Given information |

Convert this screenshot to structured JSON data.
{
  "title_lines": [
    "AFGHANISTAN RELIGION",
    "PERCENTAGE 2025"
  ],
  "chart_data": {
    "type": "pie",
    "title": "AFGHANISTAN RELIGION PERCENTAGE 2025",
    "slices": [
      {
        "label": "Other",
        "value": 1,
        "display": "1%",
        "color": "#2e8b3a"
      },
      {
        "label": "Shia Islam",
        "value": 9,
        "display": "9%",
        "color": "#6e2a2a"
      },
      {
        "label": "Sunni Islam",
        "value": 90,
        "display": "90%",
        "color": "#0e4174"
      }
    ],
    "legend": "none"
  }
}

Written task | Look through the data above. Copy every line with the string "RELIGION" in it.

Complete output |
    "AFGHANISTAN RELIGION",
    "title": "AFGHANISTAN RELIGION PERCENTAGE 2025",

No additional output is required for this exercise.